(Recorded data)
[BEGIN]
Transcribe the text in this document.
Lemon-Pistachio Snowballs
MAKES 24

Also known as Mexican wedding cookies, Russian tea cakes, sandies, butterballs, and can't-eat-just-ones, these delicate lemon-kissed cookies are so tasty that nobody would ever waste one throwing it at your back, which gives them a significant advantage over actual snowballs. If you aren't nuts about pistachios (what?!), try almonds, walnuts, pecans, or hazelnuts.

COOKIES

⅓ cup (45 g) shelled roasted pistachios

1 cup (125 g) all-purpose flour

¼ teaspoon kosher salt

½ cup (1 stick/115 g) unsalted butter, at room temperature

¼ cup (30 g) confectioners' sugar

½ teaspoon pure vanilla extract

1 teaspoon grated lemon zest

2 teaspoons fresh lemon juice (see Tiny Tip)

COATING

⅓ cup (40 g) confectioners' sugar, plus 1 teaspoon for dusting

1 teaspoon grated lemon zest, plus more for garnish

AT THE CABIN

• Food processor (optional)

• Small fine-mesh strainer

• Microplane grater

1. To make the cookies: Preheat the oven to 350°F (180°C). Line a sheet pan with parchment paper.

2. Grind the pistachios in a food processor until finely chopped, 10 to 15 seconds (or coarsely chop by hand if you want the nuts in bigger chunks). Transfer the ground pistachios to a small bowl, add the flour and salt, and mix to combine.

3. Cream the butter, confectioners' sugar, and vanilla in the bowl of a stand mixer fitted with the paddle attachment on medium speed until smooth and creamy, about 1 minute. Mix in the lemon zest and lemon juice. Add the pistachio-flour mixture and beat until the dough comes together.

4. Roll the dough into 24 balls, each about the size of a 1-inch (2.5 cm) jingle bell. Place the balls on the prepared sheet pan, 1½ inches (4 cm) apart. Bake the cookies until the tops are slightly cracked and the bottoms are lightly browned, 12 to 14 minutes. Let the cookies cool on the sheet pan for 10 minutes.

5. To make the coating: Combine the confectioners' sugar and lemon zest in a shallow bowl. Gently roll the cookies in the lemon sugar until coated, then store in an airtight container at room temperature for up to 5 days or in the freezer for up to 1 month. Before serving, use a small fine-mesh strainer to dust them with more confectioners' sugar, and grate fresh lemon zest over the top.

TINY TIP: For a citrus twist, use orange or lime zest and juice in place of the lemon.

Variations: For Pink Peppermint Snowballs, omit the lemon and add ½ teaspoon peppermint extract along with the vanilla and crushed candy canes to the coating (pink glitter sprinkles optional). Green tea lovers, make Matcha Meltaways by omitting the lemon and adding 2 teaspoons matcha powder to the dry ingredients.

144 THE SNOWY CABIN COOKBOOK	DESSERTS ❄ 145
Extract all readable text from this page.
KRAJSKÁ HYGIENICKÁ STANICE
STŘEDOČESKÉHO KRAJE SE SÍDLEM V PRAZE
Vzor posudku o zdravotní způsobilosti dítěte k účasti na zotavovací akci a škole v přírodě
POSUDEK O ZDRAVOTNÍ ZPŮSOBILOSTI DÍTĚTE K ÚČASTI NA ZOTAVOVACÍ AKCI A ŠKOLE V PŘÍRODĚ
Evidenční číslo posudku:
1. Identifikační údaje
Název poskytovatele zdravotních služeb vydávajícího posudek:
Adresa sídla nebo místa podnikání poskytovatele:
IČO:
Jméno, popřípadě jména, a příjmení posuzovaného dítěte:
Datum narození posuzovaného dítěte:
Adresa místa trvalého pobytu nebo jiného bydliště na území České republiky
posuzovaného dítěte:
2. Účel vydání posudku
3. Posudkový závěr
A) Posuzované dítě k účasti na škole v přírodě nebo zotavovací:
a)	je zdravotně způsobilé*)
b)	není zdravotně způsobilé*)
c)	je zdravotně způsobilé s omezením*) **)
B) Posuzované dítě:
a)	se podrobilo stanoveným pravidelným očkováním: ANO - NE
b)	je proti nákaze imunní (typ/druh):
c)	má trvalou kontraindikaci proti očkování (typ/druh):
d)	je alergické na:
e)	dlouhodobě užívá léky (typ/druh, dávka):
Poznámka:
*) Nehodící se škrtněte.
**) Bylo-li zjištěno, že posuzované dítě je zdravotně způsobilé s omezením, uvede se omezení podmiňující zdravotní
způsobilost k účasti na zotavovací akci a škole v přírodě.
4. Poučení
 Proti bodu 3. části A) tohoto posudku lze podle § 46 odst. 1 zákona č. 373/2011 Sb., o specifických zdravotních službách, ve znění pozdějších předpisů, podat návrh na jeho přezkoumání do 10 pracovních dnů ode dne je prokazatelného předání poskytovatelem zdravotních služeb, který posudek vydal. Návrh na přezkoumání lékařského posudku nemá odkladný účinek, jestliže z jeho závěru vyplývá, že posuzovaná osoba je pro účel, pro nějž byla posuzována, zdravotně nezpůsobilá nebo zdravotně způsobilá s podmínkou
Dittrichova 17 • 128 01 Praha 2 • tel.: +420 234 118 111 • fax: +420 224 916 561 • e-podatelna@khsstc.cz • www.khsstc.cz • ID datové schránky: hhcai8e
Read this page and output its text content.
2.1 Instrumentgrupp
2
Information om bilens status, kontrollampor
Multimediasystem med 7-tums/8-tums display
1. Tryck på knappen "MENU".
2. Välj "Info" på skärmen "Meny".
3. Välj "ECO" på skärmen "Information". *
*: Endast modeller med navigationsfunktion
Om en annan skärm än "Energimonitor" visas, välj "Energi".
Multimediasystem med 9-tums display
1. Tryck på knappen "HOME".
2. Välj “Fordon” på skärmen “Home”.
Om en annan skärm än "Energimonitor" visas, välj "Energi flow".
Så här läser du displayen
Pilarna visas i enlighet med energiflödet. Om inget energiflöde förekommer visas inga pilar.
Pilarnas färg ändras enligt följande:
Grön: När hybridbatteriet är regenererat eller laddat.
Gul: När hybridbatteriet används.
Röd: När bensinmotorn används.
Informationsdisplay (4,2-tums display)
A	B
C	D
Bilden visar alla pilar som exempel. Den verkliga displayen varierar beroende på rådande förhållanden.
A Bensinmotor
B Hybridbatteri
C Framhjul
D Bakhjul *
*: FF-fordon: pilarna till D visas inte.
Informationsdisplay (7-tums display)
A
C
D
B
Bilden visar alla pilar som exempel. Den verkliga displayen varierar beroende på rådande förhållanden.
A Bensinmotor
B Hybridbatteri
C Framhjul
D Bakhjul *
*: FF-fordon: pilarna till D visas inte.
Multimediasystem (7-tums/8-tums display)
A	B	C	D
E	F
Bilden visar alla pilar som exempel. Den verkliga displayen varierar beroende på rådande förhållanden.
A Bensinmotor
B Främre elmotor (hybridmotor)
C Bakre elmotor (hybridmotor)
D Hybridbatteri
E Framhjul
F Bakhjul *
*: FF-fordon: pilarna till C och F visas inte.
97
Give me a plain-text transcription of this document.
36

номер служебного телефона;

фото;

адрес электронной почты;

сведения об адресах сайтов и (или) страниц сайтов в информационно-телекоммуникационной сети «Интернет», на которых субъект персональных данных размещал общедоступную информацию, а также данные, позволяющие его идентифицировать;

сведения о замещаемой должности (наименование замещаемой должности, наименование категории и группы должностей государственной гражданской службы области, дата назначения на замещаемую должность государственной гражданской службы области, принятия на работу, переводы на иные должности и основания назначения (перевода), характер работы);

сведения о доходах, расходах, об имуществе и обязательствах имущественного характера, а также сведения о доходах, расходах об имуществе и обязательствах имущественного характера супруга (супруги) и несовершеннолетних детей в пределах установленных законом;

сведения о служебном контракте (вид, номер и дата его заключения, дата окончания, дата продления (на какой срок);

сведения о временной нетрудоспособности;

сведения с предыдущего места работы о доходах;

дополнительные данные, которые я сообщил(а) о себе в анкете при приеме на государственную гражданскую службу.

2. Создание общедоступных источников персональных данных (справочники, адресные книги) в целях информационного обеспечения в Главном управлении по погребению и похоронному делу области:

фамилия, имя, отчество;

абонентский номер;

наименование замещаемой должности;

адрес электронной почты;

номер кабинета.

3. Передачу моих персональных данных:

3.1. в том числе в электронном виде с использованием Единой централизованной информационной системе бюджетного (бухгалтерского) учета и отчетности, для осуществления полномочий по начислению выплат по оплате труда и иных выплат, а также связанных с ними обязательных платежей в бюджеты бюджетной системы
[END]
### TASK TO COMPLETE
Extract every line of the records above that contains the word "processor".

### REPLY TO THE EXERCISE
• Food processor (optional)
2. Grind the pistachios in a food processor until finely chopped, 10 to 15 seconds (or coarsely chop by hand if you want the nuts in bigger chunks). Transfer the ground pistachios to a small bowl, add the flour and salt, and mix to combine.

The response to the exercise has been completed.